Ferguson v. City of Asheville
Decision Date | 25 May 1938 |
Citation | 197 S.E. 146,213 N.C. 569 |
Parties | FERGUSON v. CITY OF ASHEVILLE (two cases). |
Court | North Carolina Supreme Court |
Appeal from Superior Court, Buncombe County; A. Hall Johnston Judge.
Consolidated actions by E. J. Ferguson, Jr., by his next friend, Eric J Ferguson, and by Wanda Ferguson, by her next friend, Eric J Ferguson, against the City of Asheville for injuries sustained in an automobile accident. From judgments as of nonsuit, plaintiffs appeal.
Reversed.
In motorist's and guest's actions against city for injuries sustained when right front wheel of automobile struck and mounted a wooden ramp along curb, deflecting automobile over curb and into a tree at night, whether motorist was guilty of such negligence as would insulate any negligence of city was for jury under evidence that street was straight, level, and from 25 to 30 feet wide, that ramp extended less than 2 feet from curb, and that there were no other vehicles on street at time of accident.

- [TASKS]
a) Write out the stretch of the case summary from "In motorist's and" through "time of accident.".
b) In the case summary, how far did the wooden ramp extend from the curb?
Rely solely on the case summary when responding.

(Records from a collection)
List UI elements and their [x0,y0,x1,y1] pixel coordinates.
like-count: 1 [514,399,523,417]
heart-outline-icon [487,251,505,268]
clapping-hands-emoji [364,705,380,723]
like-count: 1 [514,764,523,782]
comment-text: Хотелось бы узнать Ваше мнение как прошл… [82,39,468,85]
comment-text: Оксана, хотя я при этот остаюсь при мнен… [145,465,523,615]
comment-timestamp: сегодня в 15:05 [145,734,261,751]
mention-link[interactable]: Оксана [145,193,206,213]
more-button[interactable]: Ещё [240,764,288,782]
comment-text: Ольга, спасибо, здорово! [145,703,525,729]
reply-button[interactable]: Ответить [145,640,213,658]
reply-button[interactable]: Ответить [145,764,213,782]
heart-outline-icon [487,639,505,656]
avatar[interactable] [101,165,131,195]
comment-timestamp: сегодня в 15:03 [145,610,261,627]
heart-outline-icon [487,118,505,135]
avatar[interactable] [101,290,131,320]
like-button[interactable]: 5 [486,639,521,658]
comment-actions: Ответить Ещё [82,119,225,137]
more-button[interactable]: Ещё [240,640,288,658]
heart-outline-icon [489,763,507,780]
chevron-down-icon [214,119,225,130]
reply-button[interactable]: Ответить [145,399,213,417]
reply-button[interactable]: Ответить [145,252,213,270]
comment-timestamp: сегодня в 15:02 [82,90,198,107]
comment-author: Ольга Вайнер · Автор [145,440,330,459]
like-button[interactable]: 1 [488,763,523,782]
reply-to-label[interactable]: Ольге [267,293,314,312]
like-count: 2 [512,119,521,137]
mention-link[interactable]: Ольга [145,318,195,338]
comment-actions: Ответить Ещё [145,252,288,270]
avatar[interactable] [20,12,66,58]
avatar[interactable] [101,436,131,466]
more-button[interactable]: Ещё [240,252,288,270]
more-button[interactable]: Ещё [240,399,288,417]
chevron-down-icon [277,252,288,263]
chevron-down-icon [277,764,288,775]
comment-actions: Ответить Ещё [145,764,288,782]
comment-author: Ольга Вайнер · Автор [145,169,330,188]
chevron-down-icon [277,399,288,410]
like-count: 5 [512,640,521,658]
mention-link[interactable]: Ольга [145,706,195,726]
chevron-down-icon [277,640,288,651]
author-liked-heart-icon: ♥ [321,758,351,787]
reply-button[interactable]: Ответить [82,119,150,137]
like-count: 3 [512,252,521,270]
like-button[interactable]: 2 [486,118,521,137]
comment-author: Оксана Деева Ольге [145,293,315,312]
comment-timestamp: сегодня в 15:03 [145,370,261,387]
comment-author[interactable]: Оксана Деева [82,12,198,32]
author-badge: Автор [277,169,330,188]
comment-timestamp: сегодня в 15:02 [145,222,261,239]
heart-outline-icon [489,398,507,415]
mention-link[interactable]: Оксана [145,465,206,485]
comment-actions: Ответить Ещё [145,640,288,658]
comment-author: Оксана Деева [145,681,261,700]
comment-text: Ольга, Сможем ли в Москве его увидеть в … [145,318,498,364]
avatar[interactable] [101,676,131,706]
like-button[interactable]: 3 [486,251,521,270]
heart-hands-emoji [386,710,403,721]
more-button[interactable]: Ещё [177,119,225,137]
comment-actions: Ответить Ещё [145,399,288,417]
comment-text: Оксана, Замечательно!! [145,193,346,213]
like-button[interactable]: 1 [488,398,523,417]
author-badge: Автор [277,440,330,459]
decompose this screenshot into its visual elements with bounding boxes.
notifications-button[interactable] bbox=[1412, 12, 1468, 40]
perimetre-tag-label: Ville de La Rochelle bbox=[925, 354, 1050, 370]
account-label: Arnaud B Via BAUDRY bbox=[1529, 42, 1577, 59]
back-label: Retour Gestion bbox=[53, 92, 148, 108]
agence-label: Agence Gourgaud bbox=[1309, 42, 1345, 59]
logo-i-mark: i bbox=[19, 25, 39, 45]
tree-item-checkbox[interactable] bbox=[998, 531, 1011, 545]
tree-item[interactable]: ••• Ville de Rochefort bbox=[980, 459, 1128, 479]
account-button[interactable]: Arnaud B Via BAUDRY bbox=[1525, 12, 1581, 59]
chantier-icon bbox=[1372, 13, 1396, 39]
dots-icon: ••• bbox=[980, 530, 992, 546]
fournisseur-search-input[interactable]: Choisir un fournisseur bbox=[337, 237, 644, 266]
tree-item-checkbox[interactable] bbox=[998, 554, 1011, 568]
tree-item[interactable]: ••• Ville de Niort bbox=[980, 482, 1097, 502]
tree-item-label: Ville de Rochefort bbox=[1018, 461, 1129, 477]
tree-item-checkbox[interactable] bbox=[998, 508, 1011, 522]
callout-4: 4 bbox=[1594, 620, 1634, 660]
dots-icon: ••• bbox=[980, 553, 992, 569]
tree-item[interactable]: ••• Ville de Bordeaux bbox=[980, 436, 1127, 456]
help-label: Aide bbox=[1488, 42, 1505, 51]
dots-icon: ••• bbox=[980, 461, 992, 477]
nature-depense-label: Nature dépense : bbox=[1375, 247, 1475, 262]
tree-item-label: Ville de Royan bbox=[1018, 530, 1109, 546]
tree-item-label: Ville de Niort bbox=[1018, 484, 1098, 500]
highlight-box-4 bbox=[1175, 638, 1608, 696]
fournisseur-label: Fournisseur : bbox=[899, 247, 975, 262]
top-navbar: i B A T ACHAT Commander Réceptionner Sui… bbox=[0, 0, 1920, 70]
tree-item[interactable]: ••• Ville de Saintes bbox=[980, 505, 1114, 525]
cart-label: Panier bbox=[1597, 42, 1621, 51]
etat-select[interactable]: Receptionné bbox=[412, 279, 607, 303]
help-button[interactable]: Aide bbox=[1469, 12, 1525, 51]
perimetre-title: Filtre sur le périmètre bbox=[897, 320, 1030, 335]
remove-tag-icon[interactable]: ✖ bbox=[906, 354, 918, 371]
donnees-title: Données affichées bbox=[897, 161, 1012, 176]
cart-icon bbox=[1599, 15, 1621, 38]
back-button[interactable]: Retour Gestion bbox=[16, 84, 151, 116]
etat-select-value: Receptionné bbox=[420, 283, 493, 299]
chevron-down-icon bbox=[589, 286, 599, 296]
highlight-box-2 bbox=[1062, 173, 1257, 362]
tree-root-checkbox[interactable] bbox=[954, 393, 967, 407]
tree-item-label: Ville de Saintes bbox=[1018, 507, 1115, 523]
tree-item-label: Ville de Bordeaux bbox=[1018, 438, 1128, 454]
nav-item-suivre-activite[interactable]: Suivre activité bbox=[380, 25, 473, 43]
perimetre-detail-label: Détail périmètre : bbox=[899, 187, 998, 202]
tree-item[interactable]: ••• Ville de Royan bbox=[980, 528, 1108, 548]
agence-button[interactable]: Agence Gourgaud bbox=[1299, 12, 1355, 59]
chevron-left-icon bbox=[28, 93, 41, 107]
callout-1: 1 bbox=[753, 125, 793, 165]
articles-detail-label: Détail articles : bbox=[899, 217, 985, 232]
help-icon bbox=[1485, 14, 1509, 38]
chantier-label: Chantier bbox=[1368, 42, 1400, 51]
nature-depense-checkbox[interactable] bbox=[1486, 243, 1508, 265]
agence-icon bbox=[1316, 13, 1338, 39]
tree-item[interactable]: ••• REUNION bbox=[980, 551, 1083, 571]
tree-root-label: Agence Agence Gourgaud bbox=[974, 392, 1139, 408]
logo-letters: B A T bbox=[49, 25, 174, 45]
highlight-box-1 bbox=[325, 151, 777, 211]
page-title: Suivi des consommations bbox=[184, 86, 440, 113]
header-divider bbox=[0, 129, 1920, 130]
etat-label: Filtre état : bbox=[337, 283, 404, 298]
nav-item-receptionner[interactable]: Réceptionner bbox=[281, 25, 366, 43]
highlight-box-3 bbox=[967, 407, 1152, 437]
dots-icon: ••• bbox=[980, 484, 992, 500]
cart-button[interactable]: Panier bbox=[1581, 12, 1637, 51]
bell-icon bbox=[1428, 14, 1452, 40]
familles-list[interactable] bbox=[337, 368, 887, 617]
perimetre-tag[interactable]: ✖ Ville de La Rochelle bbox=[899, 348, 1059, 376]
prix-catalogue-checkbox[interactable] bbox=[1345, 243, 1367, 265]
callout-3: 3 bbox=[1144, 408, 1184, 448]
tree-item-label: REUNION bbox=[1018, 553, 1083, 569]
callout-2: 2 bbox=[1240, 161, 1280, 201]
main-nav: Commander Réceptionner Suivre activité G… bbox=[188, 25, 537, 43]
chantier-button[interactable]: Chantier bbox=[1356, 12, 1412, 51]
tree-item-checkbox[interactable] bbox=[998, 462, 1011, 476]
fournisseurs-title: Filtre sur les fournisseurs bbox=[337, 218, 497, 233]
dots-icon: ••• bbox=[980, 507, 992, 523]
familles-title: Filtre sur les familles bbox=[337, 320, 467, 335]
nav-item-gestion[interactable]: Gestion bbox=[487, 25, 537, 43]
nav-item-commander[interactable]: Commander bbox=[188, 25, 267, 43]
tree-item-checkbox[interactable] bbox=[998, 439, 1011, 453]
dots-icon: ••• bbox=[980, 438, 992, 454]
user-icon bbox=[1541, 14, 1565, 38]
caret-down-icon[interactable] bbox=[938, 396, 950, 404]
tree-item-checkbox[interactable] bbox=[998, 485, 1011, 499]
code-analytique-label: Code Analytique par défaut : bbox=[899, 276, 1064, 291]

- [RESULTS IN ORDER]
a)
In motorist's and guest's actions against city for injuries sustained when right front wheel of automobile struck and mounted a wooden ramp along curb, deflecting automobile over curb and into a tree at night, whether motorist was guilty of such negligence as would insulate any negligence of city was for jury under evidence that street was straight, level, and from 25 to 30 feet wide, that ramp extended less than 2 feet from curb, and that there were no other vehicles on street at time of accident.

b) Less than 2 feet.